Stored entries
>> Start
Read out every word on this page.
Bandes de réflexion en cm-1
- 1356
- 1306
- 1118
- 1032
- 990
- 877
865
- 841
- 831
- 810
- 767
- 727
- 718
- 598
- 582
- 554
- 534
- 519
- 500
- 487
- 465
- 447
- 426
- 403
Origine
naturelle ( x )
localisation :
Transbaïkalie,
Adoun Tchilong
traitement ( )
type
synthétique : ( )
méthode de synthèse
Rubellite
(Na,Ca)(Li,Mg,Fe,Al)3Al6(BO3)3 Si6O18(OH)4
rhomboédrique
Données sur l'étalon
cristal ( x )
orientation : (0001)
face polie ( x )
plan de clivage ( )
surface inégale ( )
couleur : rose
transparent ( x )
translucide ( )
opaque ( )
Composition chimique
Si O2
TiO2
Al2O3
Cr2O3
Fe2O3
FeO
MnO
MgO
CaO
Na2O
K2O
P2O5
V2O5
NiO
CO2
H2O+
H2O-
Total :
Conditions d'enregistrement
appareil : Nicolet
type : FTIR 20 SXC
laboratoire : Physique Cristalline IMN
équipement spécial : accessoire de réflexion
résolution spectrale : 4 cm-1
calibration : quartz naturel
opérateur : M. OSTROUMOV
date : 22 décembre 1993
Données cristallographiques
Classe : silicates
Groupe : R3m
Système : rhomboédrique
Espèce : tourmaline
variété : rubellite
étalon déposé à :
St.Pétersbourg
>> End
- _TO DO_:
Find the lines above that include the string "Données" and copy them.

- _SOLVED EXERCISE_:
Données sur l'étalon
Données cristallographiques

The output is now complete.